__Problem details__: Work through the following lines and count those that hold the word "copy". Reply with that number only.

[Start Input data]

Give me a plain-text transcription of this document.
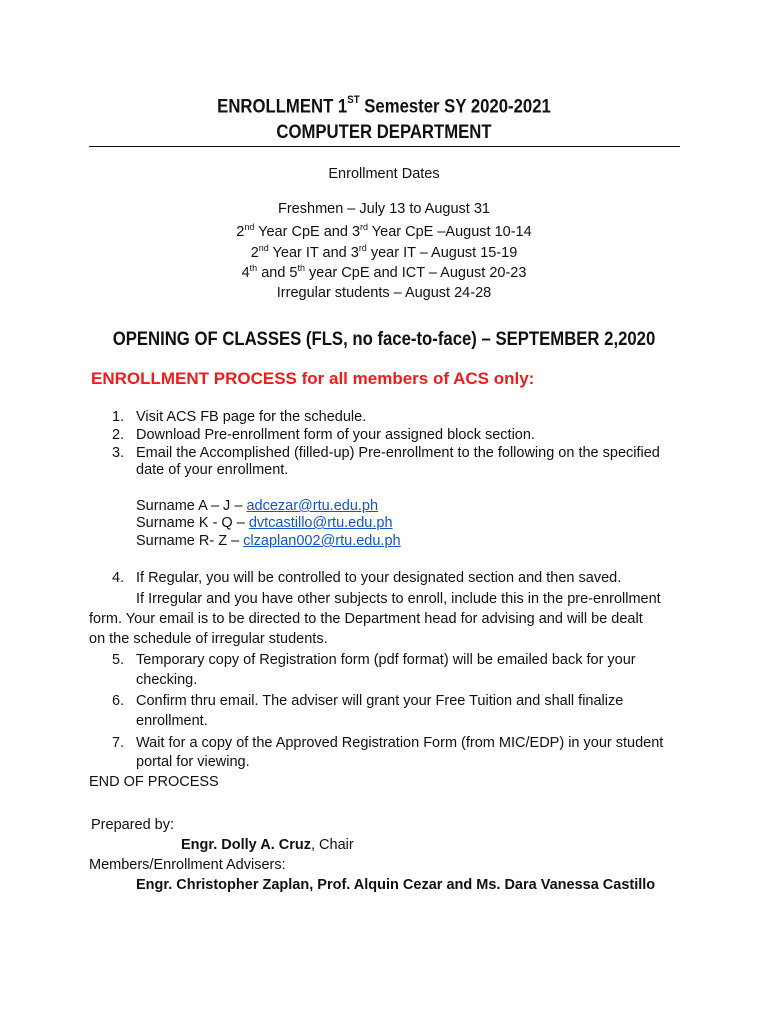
ENROLLMENT 1ST Semester SY 2020-2021
COMPUTER DEPARTMENT
Enrollment Dates
Freshmen – July 13 to August 31
2nd Year CpE and 3rd Year CpE –August 10-14
2nd Year IT and 3rd year IT – August 15-19
4th and 5th year CpE and ICT – August 20-23
Irregular students – August 24-28
OPENING OF CLASSES (FLS, no face-to-face) – SEPTEMBER 2,2020
ENROLLMENT PROCESS for all members of ACS only:
1. Visit ACS FB page for the schedule.
2. Download Pre-enrollment form of your assigned block section.
3. Email the Accomplished (filled-up) Pre-enrollment to the following on the specified
date of your enrollment.
Surname A – J – adcezar@rtu.edu.ph
Surname K - Q – dvtcastillo@rtu.edu.ph
Surname R- Z – clzaplan002@rtu.edu.ph
4. If Regular, you will be controlled to your designated section and then saved.
If Irregular and you have other subjects to enroll, include this in the pre-enrollment
form. Your email is to be directed to the Department head for advising and will be dealt
on the schedule of irregular students.
5. Temporary copy of Registration form (pdf format) will be emailed back for your
checking.
6. Confirm thru email. The adviser will grant your Free Tuition and shall finalize
enrollment.
7. Wait for a copy of the Approved Registration Form (from MIC/EDP) in your student
portal for viewing.
END OF PROCESS
Prepared by:
Engr. Dolly A. Cruz, Chair
Members/Enrollment Advisers:
Engr. Christopher Zaplan, Prof. Alquin Cezar and Ms. Dara Vanessa Castillo
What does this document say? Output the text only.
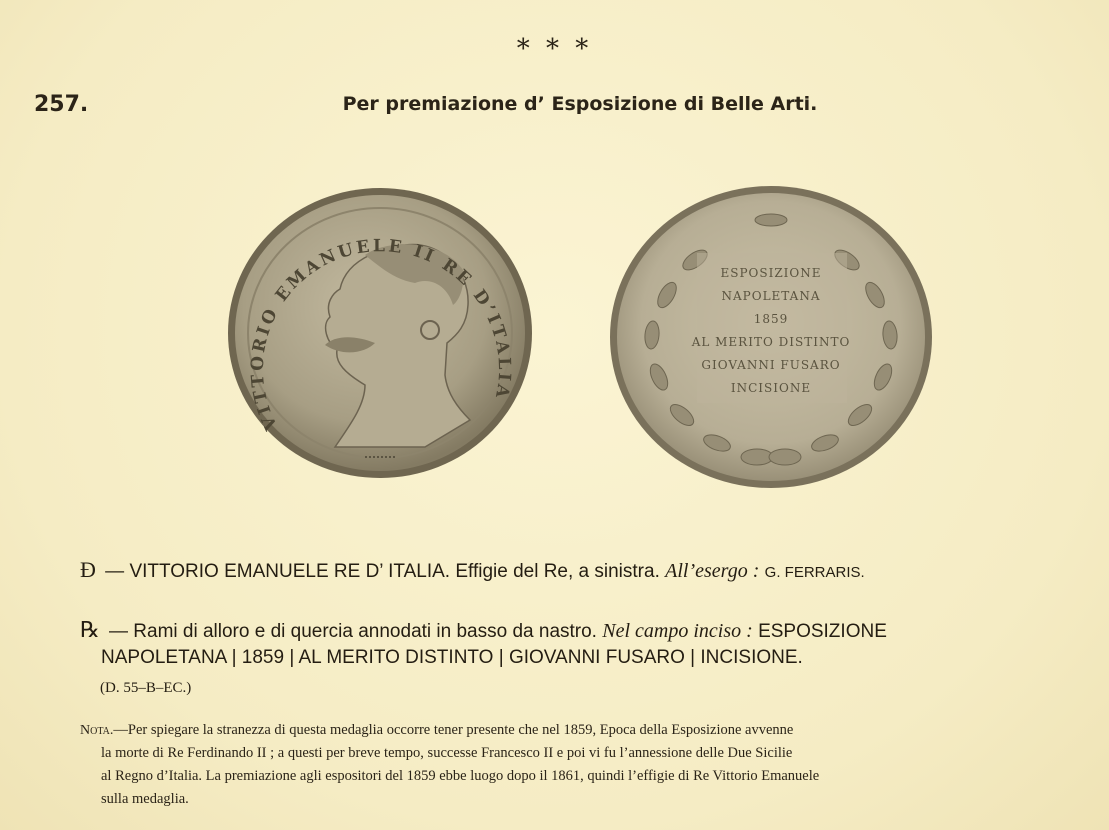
* * *
257.	Per premiazione d’ Esposizione di Belle Arti.
VITTORIO EMANUELE II RE D’ITALIA
ESPOSIZIONE
NAPOLETANA
1859
AL MERITO DISTINTO
GIOVANNI FUSARO
INCISIONE
Ð — VITTORIO EMANUELE RE D’ ITALIA. Effigie del Re, a sinistra. All’esergo : G. FERRARIS.
℞ — Rami di alloro e di quercia annodati in basso da nastro. Nel campo inciso : ESPOSIZIONE
NAPOLETANA | 1859 | AL MERITO DISTINTO | GIOVANNI FUSARO | INCISIONE.
(D. 55–B–EC.)
Nota.—Per spiegare la stranezza di questa medaglia occorre tener presente che nel 1859, Epoca della Esposizione avvenne
la morte di Re Ferdinando II ; a questi per breve tempo, successe Francesco II e poi vi fu l’annessione delle Due Sicilie
al Regno d’Italia. La premiazione agli espositori del 1859 ebbe luogo dopo il 1861, quindi l’effigie di Re Vittorio Emanuele
sulla medaglia.
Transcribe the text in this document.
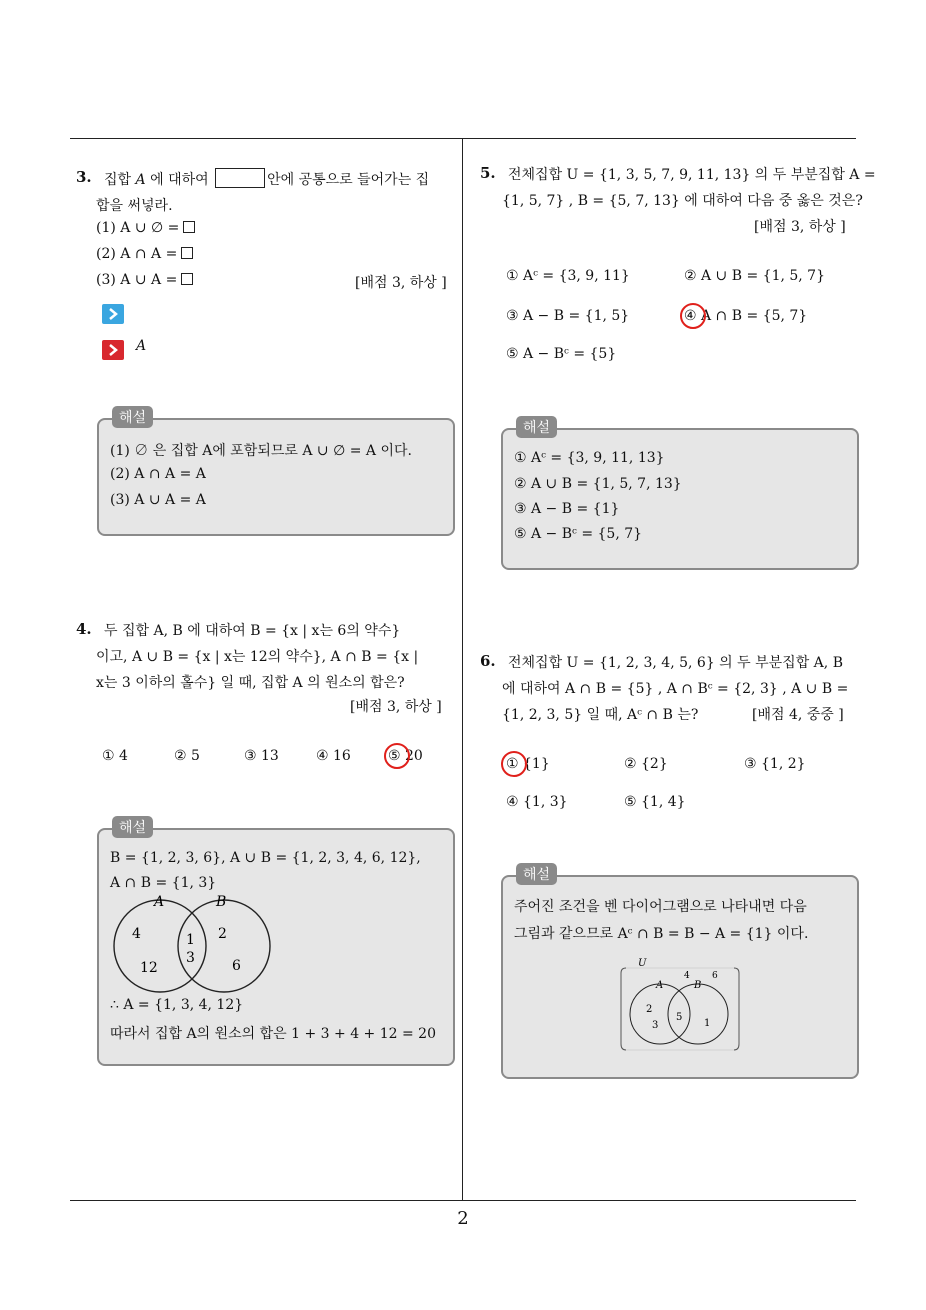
2
3. 집합 A 에 대하여	안에 공통으로 들어가는 집
합을 써넣라.
(1) A ∪ ∅ =
(2) A ∩ A =
(3) A ∪ A =	[배점 3, 하상 ]
A
해설
(1) ∅ 은 집합 A에 포함되므로 A ∪ ∅ = A 이다.
(2) A ∩ A = A
(3) A ∪ A = A
4. 두 집합 A, B 에 대하여 B = {x | x는 6의 약수}
이고, A ∪ B = {x | x는 12의 약수}, A ∩ B = {x |
x는 3 이하의 홀수} 일 때, 집합 A 의 원소의 합은?
[배점 3, 하상 ]
① 4	② 5	③ 13	④ 16	⑤ 20
해설
B = {1, 2, 3, 6}, A ∪ B = {1, 2, 3, 4, 6, 12},
A ∩ B = {1, 3}
A	B
4
12
1
3
2
6
∴ A = {1, 3, 4, 12}
따라서 집합 A의 원소의 합은 1 + 3 + 4 + 12 = 20
5. 전체집합 U = {1, 3, 5, 7, 9, 11, 13} 의 두 부분집합 A =
{1, 5, 7} , B = {5, 7, 13} 에 대하여 다음 중 옳은 것은?
[배점 3, 하상 ]
① Aᶜ = {3, 9, 11}	② A ∪ B = {1, 5, 7}
③ A − B = {1, 5}	④ A ∩ B = {5, 7}
⑤ A − Bᶜ = {5}
해설
① Aᶜ = {3, 9, 11, 13}
② A ∪ B = {1, 5, 7, 13}
③ A − B = {1}
⑤ A − Bᶜ = {5, 7}
6. 전체집합 U = {1, 2, 3, 4, 5, 6} 의 두 부분집합 A, B
에 대하여 A ∩ B = {5} , A ∩ Bᶜ = {2, 3} , A ∪ B =
{1, 2, 3, 5} 일 때, Aᶜ ∩ B 는?	[배점 4, 중중 ]
① {1}	② {2}	③ {1, 2}
④ {1, 3}	⑤ {1, 4}
해설
주어진 조건을 벤 다이어그램으로 나타내면 다음
그림과 같으므로 Aᶜ ∩ B = B − A = {1} 이다.
U
A	B
4 6
2
3
5
1
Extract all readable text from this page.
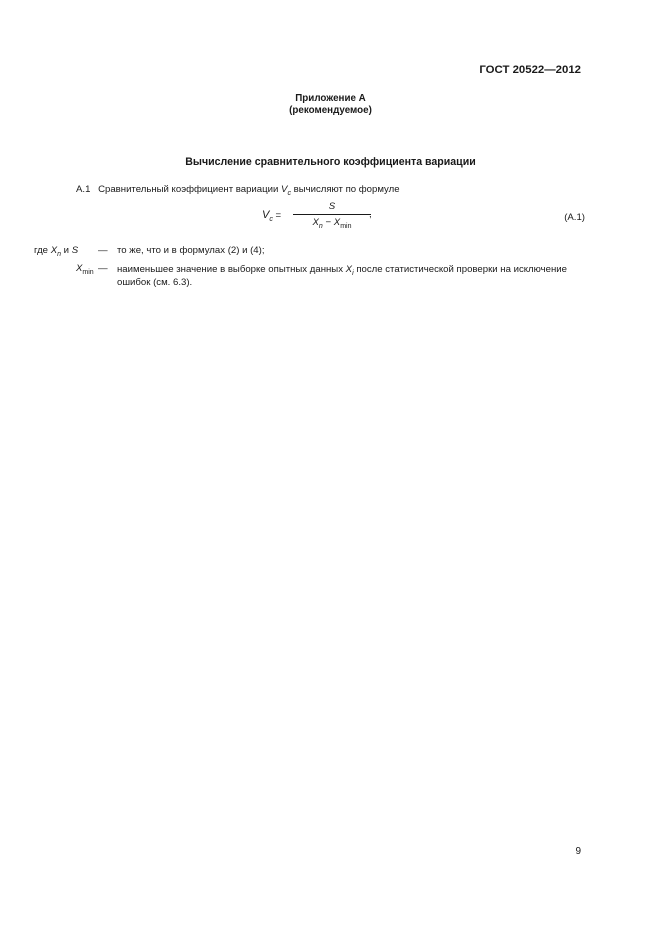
ГОСТ 20522—2012
Приложение А
(рекомендуемое)
Вычисление сравнительного коэффициента вариации
А.1 Сравнительный коэффициент вариации $V_c$ вычисляют по формуле
$V_c$ =
S
$X_n - X_{min}$
,	(А.1)
где $X_n$ и S — то же, что и в формулах (2) и (4);
$X_{min}$ — наименьшее значение в выборке опытных данных $X_i$ после статистической проверки на исключение ошибок (см. 6.3).
9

[End Input data]

__Exercise solution__: 2